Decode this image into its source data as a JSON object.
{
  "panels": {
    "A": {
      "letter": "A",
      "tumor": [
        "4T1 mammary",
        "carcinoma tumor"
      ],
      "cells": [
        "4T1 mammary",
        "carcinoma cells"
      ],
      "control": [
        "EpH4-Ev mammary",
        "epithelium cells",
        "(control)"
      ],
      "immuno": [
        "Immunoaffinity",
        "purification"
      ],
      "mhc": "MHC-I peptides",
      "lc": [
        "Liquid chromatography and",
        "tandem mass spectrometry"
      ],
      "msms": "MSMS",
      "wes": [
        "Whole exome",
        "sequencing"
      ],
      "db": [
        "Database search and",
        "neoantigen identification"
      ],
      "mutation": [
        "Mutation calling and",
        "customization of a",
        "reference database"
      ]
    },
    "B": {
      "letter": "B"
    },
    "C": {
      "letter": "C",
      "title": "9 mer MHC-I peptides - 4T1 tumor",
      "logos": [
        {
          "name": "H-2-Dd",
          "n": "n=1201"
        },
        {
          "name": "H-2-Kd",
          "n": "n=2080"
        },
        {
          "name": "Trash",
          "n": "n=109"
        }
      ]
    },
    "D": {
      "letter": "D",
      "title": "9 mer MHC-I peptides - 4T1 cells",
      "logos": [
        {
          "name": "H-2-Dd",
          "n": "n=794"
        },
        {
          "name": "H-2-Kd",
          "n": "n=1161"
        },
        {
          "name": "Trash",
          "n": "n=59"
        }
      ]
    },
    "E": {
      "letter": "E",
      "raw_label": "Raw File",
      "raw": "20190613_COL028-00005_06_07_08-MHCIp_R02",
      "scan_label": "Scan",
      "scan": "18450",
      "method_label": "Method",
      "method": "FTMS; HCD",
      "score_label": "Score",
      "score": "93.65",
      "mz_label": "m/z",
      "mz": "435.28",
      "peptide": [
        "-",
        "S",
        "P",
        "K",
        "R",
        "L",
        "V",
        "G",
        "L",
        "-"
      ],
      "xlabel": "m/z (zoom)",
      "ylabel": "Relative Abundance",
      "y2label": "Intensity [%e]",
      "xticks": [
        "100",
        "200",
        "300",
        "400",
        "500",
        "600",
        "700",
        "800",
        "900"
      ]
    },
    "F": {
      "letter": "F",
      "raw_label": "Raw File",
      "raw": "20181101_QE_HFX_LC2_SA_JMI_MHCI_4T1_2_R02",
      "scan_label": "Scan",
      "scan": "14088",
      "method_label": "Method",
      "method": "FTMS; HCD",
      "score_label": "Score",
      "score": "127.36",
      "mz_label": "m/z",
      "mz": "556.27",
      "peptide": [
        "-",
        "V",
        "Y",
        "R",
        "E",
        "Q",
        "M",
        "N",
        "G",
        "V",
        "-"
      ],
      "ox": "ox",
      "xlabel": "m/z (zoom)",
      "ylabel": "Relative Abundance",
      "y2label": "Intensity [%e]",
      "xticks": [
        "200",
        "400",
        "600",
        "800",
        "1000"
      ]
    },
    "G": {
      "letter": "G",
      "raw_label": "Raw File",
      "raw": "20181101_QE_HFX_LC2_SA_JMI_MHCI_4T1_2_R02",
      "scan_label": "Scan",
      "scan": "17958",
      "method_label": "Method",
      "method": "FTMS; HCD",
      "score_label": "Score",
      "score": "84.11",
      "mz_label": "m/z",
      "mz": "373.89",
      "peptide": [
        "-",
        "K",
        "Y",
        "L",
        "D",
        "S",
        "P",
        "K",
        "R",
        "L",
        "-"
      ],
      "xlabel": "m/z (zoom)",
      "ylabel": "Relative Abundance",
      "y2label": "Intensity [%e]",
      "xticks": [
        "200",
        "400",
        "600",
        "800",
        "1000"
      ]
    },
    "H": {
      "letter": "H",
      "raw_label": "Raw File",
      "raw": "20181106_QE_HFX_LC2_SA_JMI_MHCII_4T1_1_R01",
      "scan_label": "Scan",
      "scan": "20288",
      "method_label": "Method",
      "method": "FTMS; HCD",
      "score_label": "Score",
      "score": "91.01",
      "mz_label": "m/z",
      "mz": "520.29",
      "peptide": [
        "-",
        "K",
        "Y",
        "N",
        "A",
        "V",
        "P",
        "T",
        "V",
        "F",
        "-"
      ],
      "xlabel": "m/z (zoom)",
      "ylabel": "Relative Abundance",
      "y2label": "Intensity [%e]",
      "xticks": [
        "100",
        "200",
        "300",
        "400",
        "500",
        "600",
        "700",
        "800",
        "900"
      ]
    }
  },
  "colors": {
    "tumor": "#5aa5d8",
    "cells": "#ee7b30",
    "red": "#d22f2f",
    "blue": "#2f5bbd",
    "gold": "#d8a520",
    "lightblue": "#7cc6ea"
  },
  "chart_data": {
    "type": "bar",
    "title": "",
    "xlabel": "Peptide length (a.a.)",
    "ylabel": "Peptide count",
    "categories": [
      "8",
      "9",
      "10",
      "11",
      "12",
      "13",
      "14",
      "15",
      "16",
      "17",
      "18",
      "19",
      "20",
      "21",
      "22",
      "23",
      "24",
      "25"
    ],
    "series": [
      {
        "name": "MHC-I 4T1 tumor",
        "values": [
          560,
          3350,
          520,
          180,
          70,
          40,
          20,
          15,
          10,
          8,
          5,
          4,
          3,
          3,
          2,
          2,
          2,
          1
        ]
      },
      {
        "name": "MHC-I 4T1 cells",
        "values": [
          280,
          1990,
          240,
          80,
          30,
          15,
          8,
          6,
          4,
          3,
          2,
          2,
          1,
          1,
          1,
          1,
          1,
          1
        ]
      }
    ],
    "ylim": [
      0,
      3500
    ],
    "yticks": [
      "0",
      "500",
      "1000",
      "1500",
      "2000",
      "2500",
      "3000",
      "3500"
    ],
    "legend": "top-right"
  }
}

* Activity *
Return the data exactly, every line included.

* Output for this exercise *
Decode this image into its source data as a JSON object.
{
  "panels": {
    "A": {
      "letter": "A",
      "tumor": [
        "4T1 mammary",
        "carcinoma tumor"
      ],
      "cells": [
        "4T1 mammary",
        "carcinoma cells"
      ],
      "control": [
        "EpH4-Ev mammary",
        "epithelium cells",
        "(control)"
      ],
      "immuno": [
        "Immunoaffinity",
        "purification"
      ],
      "mhc": "MHC-I peptides",
      "lc": [
        "Liquid chromatography and",
        "tandem mass spectrometry"
      ],
      "msms": "MSMS",
      "wes": [
        "Whole exome",
        "sequencing"
      ],
      "db": [
        "Database search and",
        "neoantigen identification"
      ],
      "mutation": [
        "Mutation calling and",
        "customization of a",
        "reference database"
      ]
    },
    "B": {
      "letter": "B"
    },
    "C": {
      "letter": "C",
      "title": "9 mer MHC-I peptides - 4T1 tumor",
      "logos": [
        {
          "name": "H-2-Dd",
          "n": "n=1201"
        },
        {
          "name": "H-2-Kd",
          "n": "n=2080"
        },
        {
          "name": "Trash",
          "n": "n=109"
        }
      ]
    },
    "D": {
      "letter": "D",
      "title": "9 mer MHC-I peptides - 4T1 cells",
      "logos": [
        {
          "name": "H-2-Dd",
          "n": "n=794"
        },
        {
          "name": "H-2-Kd",
          "n": "n=1161"
        },
        {
          "name": "Trash",
          "n": "n=59"
        }
      ]
    },
    "E": {
      "letter": "E",
      "raw_label": "Raw File",
      "raw": "20190613_COL028-00005_06_07_08-MHCIp_R02",
      "scan_label": "Scan",
      "scan": "18450",
      "method_label": "Method",
      "method": "FTMS; HCD",
      "score_label": "Score",
      "score": "93.65",
      "mz_label": "m/z",
      "mz": "435.28",
      "peptide": [
        "-",
        "S",
        "P",
        "K",
        "R",
        "L",
        "V",
        "G",
        "L",
        "-"
      ],
      "xlabel": "m/z (zoom)",
      "ylabel": "Relative Abundance",
      "y2label": "Intensity [%e]",
      "xticks": [
        "100",
        "200",
        "300",
        "400",
        "500",
        "600",
        "700",
        "800",
        "900"
      ]
    },
    "F": {
      "letter": "F",
      "raw_label": "Raw File",
      "raw": "20181101_QE_HFX_LC2_SA_JMI_MHCI_4T1_2_R02",
      "scan_label": "Scan",
      "scan": "14088",
      "method_label": "Method",
      "method": "FTMS; HCD",
      "score_label": "Score",
      "score": "127.36",
      "mz_label": "m/z",
      "mz": "556.27",
      "peptide": [
        "-",
        "V",
        "Y",
        "R",
        "E",
        "Q",
        "M",
        "N",
        "G",
        "V",
        "-"
      ],
      "ox": "ox",
      "xlabel": "m/z (zoom)",
      "ylabel": "Relative Abundance",
      "y2label": "Intensity [%e]",
      "xticks": [
        "200",
        "400",
        "600",
        "800",
        "1000"
      ]
    },
    "G": {
      "letter": "G",
      "raw_label": "Raw File",
      "raw": "20181101_QE_HFX_LC2_SA_JMI_MHCI_4T1_2_R02",
      "scan_label": "Scan",
      "scan": "17958",
      "method_label": "Method",
      "method": "FTMS; HCD",
      "score_label": "Score",
      "score": "84.11",
      "mz_label": "m/z",
      "mz": "373.89",
      "peptide": [
        "-",
        "K",
        "Y",
        "L",
        "D",
        "S",
        "P",
        "K",
        "R",
        "L",
        "-"
      ],
      "xlabel": "m/z (zoom)",
      "ylabel": "Relative Abundance",
      "y2label": "Intensity [%e]",
      "xticks": [
        "200",
        "400",
        "600",
        "800",
        "1000"
      ]
    },
    "H": {
      "letter": "H",
      "raw_label": "Raw File",
      "raw": "20181106_QE_HFX_LC2_SA_JMI_MHCII_4T1_1_R01",
      "scan_label": "Scan",
      "scan": "20288",
      "method_label": "Method",
      "method": "FTMS; HCD",
      "score_label": "Score",
      "score": "91.01",
      "mz_label": "m/z",
      "mz": "520.29",
      "peptide": [
        "-",
        "K",
        "Y",
        "N",
        "A",
        "V",
        "P",
        "T",
        "V",
        "F",
        "-"
      ],
      "xlabel": "m/z (zoom)",
      "ylabel": "Relative Abundance",
      "y2label": "Intensity [%e]",
      "xticks": [
        "100",
        "200",
        "300",
        "400",
        "500",
        "600",
        "700",
        "800",
        "900"
      ]
    }
  },
  "colors": {
    "tumor": "#5aa5d8",
    "cells": "#ee7b30",
    "red": "#d22f2f",
    "blue": "#2f5bbd",
    "gold": "#d8a520",
    "lightblue": "#7cc6ea"
  },
  "chart_data": {
    "type": "bar",
    "title": "",
    "xlabel": "Peptide length (a.a.)",
    "ylabel": "Peptide count",
    "categories": [
      "8",
      "9",
      "10",
      "11",
      "12",
      "13",
      "14",
      "15",
      "16",
      "17",
      "18",
      "19",
      "20",
      "21",
      "22",
      "23",
      "24",
      "25"
    ],
    "series": [
      {
        "name": "MHC-I 4T1 tumor",
        "values": [
          560,
          3350,
          520,
          180,
          70,
          40,
          20,
          15,
          10,
          8,
          5,
          4,
          3,
          3,
          2,
          2,
          2,
          1
        ]
      },
      {
        "name": "MHC-I 4T1 cells",
        "values": [
          280,
          1990,
          240,
          80,
          30,
          15,
          8,
          6,
          4,
          3,
          2,
          2,
          1,
          1,
          1,
          1,
          1,
          1
        ]
      }
    ],
    "ylim": [
      0,
      3500
    ],
    "yticks": [
      "0",
      "500",
      "1000",
      "1500",
      "2000",
      "2500",
      "3000",
      "3500"
    ],
    "legend": "top-right"
  }
}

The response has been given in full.